[SUPPLIED PASSAGE]:
Purchased Before March 16, 2010? Doesn't that exclude, like, almost all purchases of Sun hardware?
I really don't like that this happened, but it is not something completely unexpected.
I did think that Oracle said something about continuing support for Sun stuff. I could be incorrect in that, but I was under the assumption they would continue support.
The world is how you make it
This seems rather odd as the firmware is just a binary blob anyway, right? I'm not sure what they achieve by doing this other than alienating their customers. However, does the firmware just happen to fall under an umbrella of things that non-customers should not have access to? That would better explain their position. Or they could just be trying to squeeze an extra dime out of people...
Linky linky
http://wikis.sun.com/display/SunSolve/How+Entitlement+Works
C-x C-s C-x k
You need a maintenance contract to download software patches now, including security patches. Not that they were good with security patches before, they were months behind the Linux distros on releasing them.

[RECORDS]:
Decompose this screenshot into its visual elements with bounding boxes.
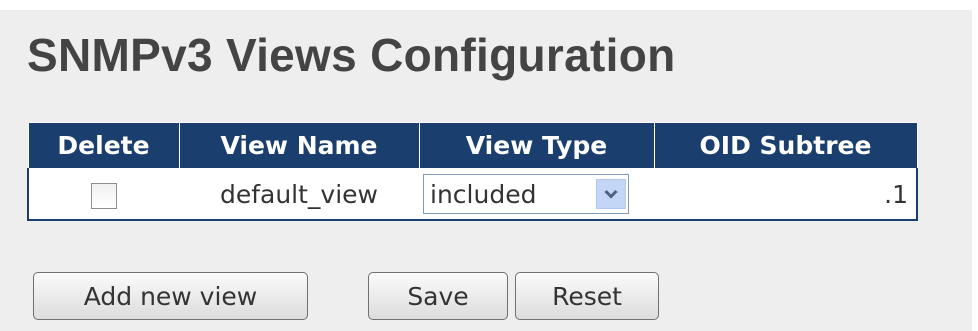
- chevron-down-glyph: [604, 189, 618, 199]
- chevron-down-icon[interactable]: [596, 179, 626, 209]
- view-name-cell: default_view: [179, 168, 419, 221]
- table-row: default_view included .1: [27, 168, 918, 221]
- column-header-delete: Delete: [27, 122, 180, 169]
- view-type-selected-value: included: [430, 179, 537, 209]
- reset-button[interactable]: Reset: [515, 272, 659, 320]
- add-new-view-button[interactable]: Add new view: [33, 272, 308, 320]
- page-panel: SNMPv3 Views Configuration Delete View N…: [0, 10, 972, 331]
- delete-checkbox[interactable]: [91, 182, 117, 209]
- delete-cell: [27, 168, 179, 221]
- column-header-view-name: View Name: [178, 122, 420, 169]
- view-type-cell: included: [419, 168, 654, 221]
- column-header-view-type: View Type: [418, 122, 655, 169]
- column-header-oid-subtree: OID Subtree: [653, 122, 918, 169]
- table-header-row: Delete View Name View Type OID Subtree: [27, 122, 918, 169]
- save-button[interactable]: Save: [368, 272, 508, 320]
- views-table: Delete View Name View Type OID Subtree d…: [27, 122, 918, 221]
- page-title: SNMPv3 Views Configuration: [27, 29, 676, 81]
- view-type-select[interactable]: included: [423, 174, 629, 214]
- oid-subtree-cell: .1: [654, 168, 918, 221]
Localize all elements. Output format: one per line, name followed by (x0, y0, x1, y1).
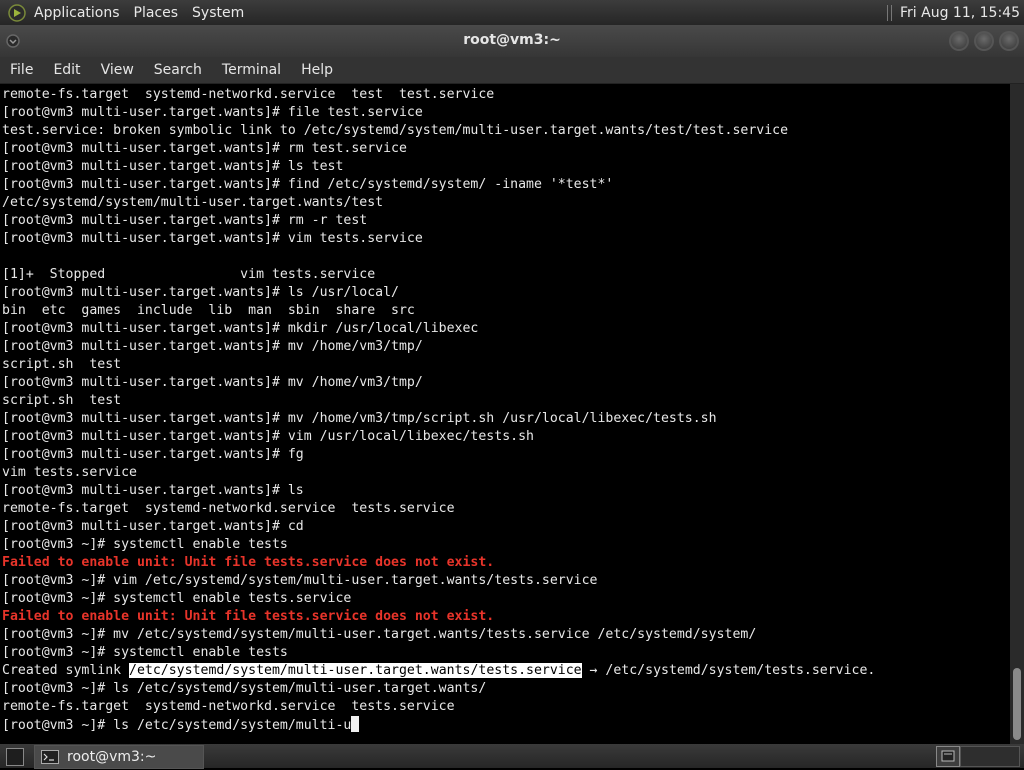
minimize-button[interactable] (949, 31, 969, 51)
show-desktop-button[interactable] (6, 748, 24, 766)
applications-icon[interactable] (7, 3, 27, 23)
top-panel: Applications Places System Fri Aug 11, 1… (0, 0, 1024, 25)
terminal-line: [root@vm3 multi-user.target.wants]# vim … (2, 429, 534, 444)
taskbar-item-label: root@vm3:~ (67, 749, 157, 765)
terminal-line: [root@vm3 multi-user.target.wants]# file… (2, 105, 423, 120)
workspace-1[interactable] (936, 746, 960, 767)
terminal-line: [root@vm3 multi-user.target.wants]# find… (2, 177, 614, 192)
menu-edit[interactable]: Edit (43, 62, 90, 78)
terminal-line: Created symlink /etc/systemd/system/mult… (2, 663, 876, 678)
terminal-line: [1]+ Stopped vim tests.service (2, 267, 376, 282)
terminal-line: [root@vm3 multi-user.target.wants]# mv /… (2, 339, 423, 354)
scrollbar-thumb[interactable] (1013, 668, 1021, 740)
menu-terminal[interactable]: Terminal (212, 62, 291, 78)
terminal-line: script.sh test (2, 393, 122, 408)
terminal-line: [root@vm3 multi-user.target.wants]# mv /… (2, 375, 423, 390)
panel-separator (887, 4, 893, 21)
terminal-line: Failed to enable unit: Unit file tests.s… (2, 555, 495, 570)
terminal-line: test.service: broken symbolic link to /e… (2, 123, 789, 138)
window-titlebar[interactable]: root@vm3:~ (0, 25, 1024, 57)
terminal-line: [root@vm3 multi-user.target.wants]# fg (2, 447, 304, 462)
places-menu[interactable]: Places (127, 5, 186, 21)
terminal-line: [root@vm3 ~]# mv /etc/systemd/system/mul… (2, 627, 757, 642)
terminal-line: [root@vm3 ~]# systemctl enable tests (2, 537, 288, 552)
menu-file[interactable]: File (0, 62, 43, 78)
terminal-line: script.sh test (2, 357, 122, 372)
menubar: File Edit View Search Terminal Help (0, 57, 1024, 84)
terminal-line: [root@vm3 ~]# ls /etc/systemd/system/mul… (2, 681, 487, 696)
bottom-panel: root@vm3:~ (0, 744, 1024, 769)
terminal-line: [root@vm3 multi-user.target.wants]# ls /… (2, 285, 399, 300)
workspace-window-icon (941, 750, 955, 762)
workspace-2[interactable] (960, 746, 1020, 767)
terminal-line: [root@vm3 ~]# systemctl enable tests (2, 645, 288, 660)
close-button[interactable] (999, 31, 1019, 51)
terminal-line: [root@vm3 multi-user.target.wants]# mkdi… (2, 321, 479, 336)
maximize-button[interactable] (974, 31, 994, 51)
terminal-line: remote-fs.target systemd-networkd.servic… (2, 87, 495, 102)
terminal-line: [root@vm3 multi-user.target.wants]# ls (2, 483, 304, 498)
terminal-line: [root@vm3 ~]# ls /etc/systemd/system/mul… (2, 716, 360, 734)
terminal-scrollbar[interactable] (1010, 84, 1024, 744)
terminal-output[interactable]: remote-fs.target systemd-networkd.servic… (0, 84, 1010, 744)
terminal-line: [root@vm3 multi-user.target.wants]# cd (2, 519, 304, 534)
terminal-line: [root@vm3 ~]# vim /etc/systemd/system/mu… (2, 573, 598, 588)
terminal-line: remote-fs.target systemd-networkd.servic… (2, 501, 455, 516)
taskbar-terminal-item[interactable]: root@vm3:~ (34, 745, 204, 769)
menu-search[interactable]: Search (144, 62, 212, 78)
applications-menu[interactable]: Applications (27, 5, 127, 21)
terminal-line: remote-fs.target systemd-networkd.servic… (2, 699, 455, 714)
terminal-line: vim tests.service (2, 465, 137, 480)
terminal-line: [root@vm3 multi-user.target.wants]# mv /… (2, 411, 717, 426)
terminal-line: [root@vm3 multi-user.target.wants]# vim … (2, 231, 423, 246)
terminal-line: /etc/systemd/system/multi-user.target.wa… (2, 195, 384, 210)
terminal-cursor (351, 716, 360, 732)
system-menu[interactable]: System (185, 5, 251, 21)
terminal-line: bin etc games include lib man sbin share… (2, 303, 415, 318)
selected-text[interactable]: /etc/systemd/system/multi-user.target.wa… (129, 663, 582, 678)
terminal-icon (41, 750, 59, 764)
terminal-line: [root@vm3 multi-user.target.wants]# rm -… (2, 213, 368, 228)
menu-help[interactable]: Help (291, 62, 343, 78)
terminal-line: [root@vm3 multi-user.target.wants]# ls t… (2, 159, 344, 174)
menu-view[interactable]: View (91, 62, 144, 78)
terminal-line: Failed to enable unit: Unit file tests.s… (2, 609, 495, 624)
terminal-line: [root@vm3 ~]# systemctl enable tests.ser… (2, 591, 352, 606)
clock[interactable]: Fri Aug 11, 15:45 (900, 5, 1020, 21)
window-title: root@vm3:~ (463, 32, 561, 48)
terminal-line: [root@vm3 multi-user.target.wants]# rm t… (2, 141, 407, 156)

[PROMPT]: Print the part of the discussion about Sun hardware support that starts with "Linky linky" and goes on through "on releasing them.", word for word.

[EXPECTED OUTPUT]:
Linky linky
http://wikis.sun.com/display/SunSolve/How+Entitlement+Works
C-x C-s C-x k
You need a maintenance contract to download software patches now, including security patches. Not that they were good with security patches before, they were months behind the Linux distros on releasing them.